▶ 抜粋
↓
CubicLouve

Spring_MTの技術ブログ

継続的デリバリー(Continuous Delivery, CD)について

継続的デリバリー(CD)とはなにか?

根本は アジャイル宣言の背後にある原則 になるかと思います。

顧客満足を最優先し、価値のあるソフトウェアを早く継続的に提供します。

Our highest priority is to satisfy the customer through early and continuous delivery of valuable software.

agilemanifesto.org から引用

書籍 継続的デリバリー でもこの部分を引用して本のタイトルをつけたと書いてあります。

さらにClean Agileからも引用してみます。

変更するたびに本番環境にコードをリリースするプラクティス

Clean Agile p88より

なるほど、わかりやすい。

Continuous Delivery Foundation (CDF)の定義も見てみます。

CD is a software engineering approach in which teams produce software in short cycles, ensuring that the software can be reliably released at any time.

CDは、チームが短いサイクルでソフトウェアを生産し、いつでも確実にソフトウェアをリリースできるようにするソフトウェアエンジニアリングのアプローチです。

github.com

コード、ソフトウェアという言葉が多く見受けられるが、データのリリースはどうなのだろうか?という疑問が若干わきます。

自分の中では価値を提供する変更のデリバリーであれば全部含むという認識でいるので、データのリリースも含めて考えます。

(ゲームでいうマスターデータとかの話)

継続的にという言葉の通り連続することが重要なのですが、それぞれの間隔を長くすることは無意味なので、デリバリーする間隔を短くするプラクティスということが暗黙的にあります。

コードの変更から本番環境へのリリースの間隔を短くしていく取り組みとも言えます。

なぜCDを行うのか?

リリースの間隔が短くリリース頻度が多いチームは逆のチームに比べて、平均修復時間が小さいこと、変更失敗率が低いことが調査でわかっています。

下記を参照のこと

www2.slideshare.net

speakerdeck.com

LeanとDevOpsの科学

ここで注目したいのは、加速化を推進してもパフォーマンス改善以外の項目に対してトレードオフが発生しないということです。(LeanとDevOpsの科学 p27あたり)
↑
▶ 実施する作業
[1] 継続的デリバリーの抜粋では、Clean Agileから引用したCDの説明はどのような言葉ですか。
[2] 継続的デリバリーの抜粋の最後の文に続けて、その先を書いてください。

▶ データセットの行
↓
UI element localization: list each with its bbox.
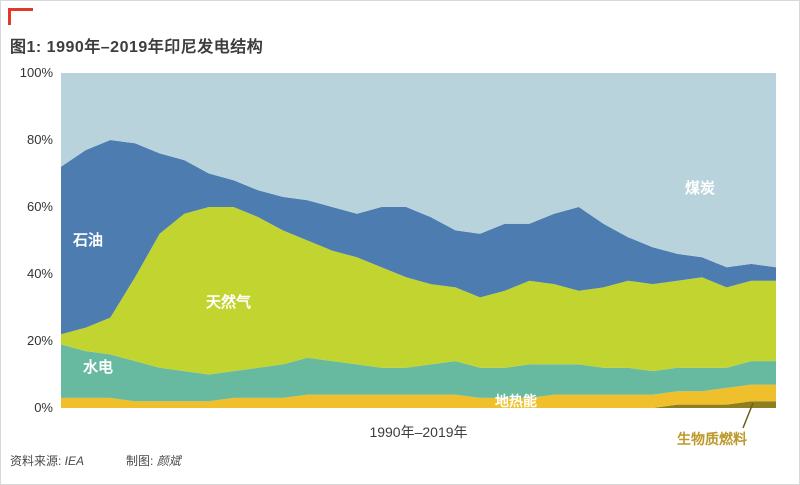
area-geothermal <box>61 384 776 408</box>
area-natural-gas <box>61 207 776 375</box>
biomass-leader-line <box>742 402 754 429</box>
y-axis-tick-label: 100% <box>19 65 53 80</box>
y-axis-tick-label: 80% <box>26 132 53 147</box>
credit-prefix: 制图: <box>126 454 157 468</box>
source-prefix: 资料来源: <box>10 454 65 468</box>
y-axis-tick-label: 60% <box>26 199 53 214</box>
source-credit-line: 资料来源: IEA 制图: 颜斌 <box>10 452 181 469</box>
red-corner-mark <box>8 8 33 25</box>
area-coal <box>61 73 776 268</box>
plot-area <box>61 73 776 408</box>
y-axis-tick-label: 20% <box>26 333 53 348</box>
credit-value: 颜斌 <box>156 454 181 468</box>
chart-title: 图1: 1990年–2019年印尼发电结构 <box>10 39 264 56</box>
area-oil <box>61 140 776 335</box>
area-hydro <box>61 344 776 402</box>
x-axis-label: 1990年–2019年 <box>369 424 468 440</box>
y-axis-tick-label: 0% <box>34 400 53 415</box>
source-value: IEA <box>64 454 85 468</box>
y-axis-tick-label: 40% <box>26 266 53 281</box>
area-biomass <box>61 401 776 408</box>
stacked-area-chart <box>61 73 776 408</box>
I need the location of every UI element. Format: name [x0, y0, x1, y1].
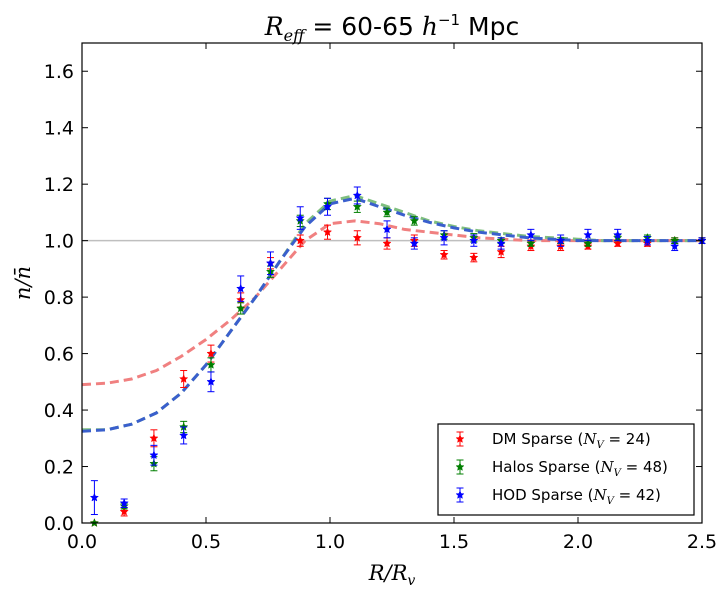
x-axis-label: R/Rv [368, 561, 416, 589]
data-point [206, 360, 216, 369]
data-point [469, 252, 479, 262]
y-tick-label: 0.2 [44, 457, 74, 479]
y-tick-label: 0.6 [44, 344, 74, 366]
data-point [236, 303, 246, 313]
data-point [179, 430, 189, 440]
data-point [322, 201, 333, 211]
data-point [409, 216, 419, 225]
data-point [382, 207, 392, 217]
legend-label: Halos Sparse (NV = 48) [492, 458, 668, 479]
y-tick-label: 1.4 [44, 118, 74, 140]
x-tick-label: 2.5 [687, 531, 717, 553]
plot-frame [81, 42, 703, 524]
data-point [89, 492, 100, 502]
legend-entry: HOD Sparse (NV = 42) [455, 486, 661, 507]
data-point [583, 238, 593, 248]
legend: DM Sparse (NV = 24) Halos Sparse (NV = 48… [437, 423, 695, 516]
data-point [642, 235, 653, 245]
x-tick-label: 1.5 [439, 531, 469, 553]
data-point [295, 235, 305, 245]
legend-box [437, 423, 695, 516]
axis-ticks: 0.0 0.5 1.0 1.5 2.0 2.5 0.0 0.2 0.4 0.6 0.8 1.0 1.2 1… [44, 43, 717, 553]
data-point [526, 230, 536, 239]
data-point [382, 238, 392, 248]
data-point [149, 433, 159, 443]
data-point [352, 190, 362, 200]
y-tick-label: 1.2 [44, 174, 74, 196]
y-tick-label: 1.6 [44, 61, 74, 83]
y-tick-label: 1.0 [44, 231, 74, 253]
data-point [409, 238, 419, 248]
data-point [149, 450, 159, 460]
legend-entry: DM Sparse (NV = 24) [455, 430, 651, 451]
x-tick-label: 0.5 [191, 531, 221, 553]
legend-marker [455, 434, 465, 443]
legend-label: HOD Sparse (NV = 42) [492, 486, 661, 507]
data-point [382, 224, 392, 234]
data-point [265, 258, 276, 268]
fit-lines [82, 193, 702, 433]
data-point [352, 201, 362, 211]
legend-entry: Halos Sparse (NV = 48) [455, 458, 668, 479]
y-axis-label: n/n̄ [11, 266, 35, 300]
data-point [119, 498, 129, 508]
y-tick-label: 0.0 [44, 513, 74, 535]
data-point [206, 348, 216, 358]
x-tick-label: 2.0 [563, 531, 593, 553]
data-point [295, 213, 305, 223]
data-point [496, 247, 506, 256]
legend-label: DM Sparse (NV = 24) [492, 430, 651, 451]
data-point [179, 374, 189, 383]
data-point [119, 506, 129, 516]
legend-marker [455, 462, 465, 471]
data-point [439, 232, 449, 242]
data-point [236, 283, 246, 293]
y-tick-label: 0.8 [44, 287, 74, 309]
legend-marker [455, 490, 465, 499]
data-point [555, 235, 566, 245]
data-point [670, 241, 680, 251]
data-point [526, 238, 536, 248]
data-point [469, 235, 479, 245]
x-tick-label: 0.0 [67, 531, 97, 553]
data-point [352, 232, 362, 242]
data-point [322, 227, 333, 237]
data-point [496, 238, 506, 248]
fit-line [82, 196, 702, 433]
chart-title: Reff = 60-65 h−1 Mpc [264, 11, 519, 45]
fit-line [82, 219, 702, 387]
data-point [439, 249, 449, 259]
data-point [613, 230, 623, 239]
data-series [89, 186, 707, 527]
data-point [613, 238, 623, 248]
data-point [206, 376, 216, 386]
data-point [583, 230, 593, 239]
y-tick-label: 0.4 [44, 400, 74, 422]
x-tick-label: 1.0 [315, 531, 345, 553]
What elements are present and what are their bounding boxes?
↑
▶ 作業ごとの結果
[1] 「変更するたびに本番環境にコードをリリースするプラクティス」です。

[2]
リリースを頻繁に行うためには、下記の取り組みが必要になってきます。

  • リリースに伴う各ステップのリードタイムを短くする
  • リリース単位を小さくする

これらの取り組みの結果、最終的にパフォーマンスがよくなります。

CDを行うための準備

プロセスを整理する

コードの変更、コードのpush、テスト、PR、マージ、deployのstepにおいて、どのような処理を行うのかなどを整理し、自動化をできるように整備します。

自動化の取り組み

継続的にそして、素早くデリバリするために各ステップの自動化は必須です。

自動化としては下記が挙げられると思います。

  • ユニットテストの自動化
  • ビルドの自動化
  • 受け入れテストの自動化
  • リリースの自動化

現状の分析

構成管理やリリース管理の成熟度

継続的デリバリー p487 に成熟とのレベルの定義があるのでこれで分析してみましょう

  • レベル3 : 最適化 プロセスの改善に注力する

  • レベル2 : 定量的な管理 プロセスが計測可能で制御されている

  • レベル1 : 一貫している 自動化されたプロセスがアプリケーションのライフサイクルに適用される

  • レベル0 : 繰り返し可能 プロセスは文書化され、一部は自動化されている

  • レベル-1 : リグレッションエラー多発 プロセスは繰り返せず管理も貧弱、そして対処療法を行っている

これらを使って分析し、step by stepで対応していくのがよいでしょう。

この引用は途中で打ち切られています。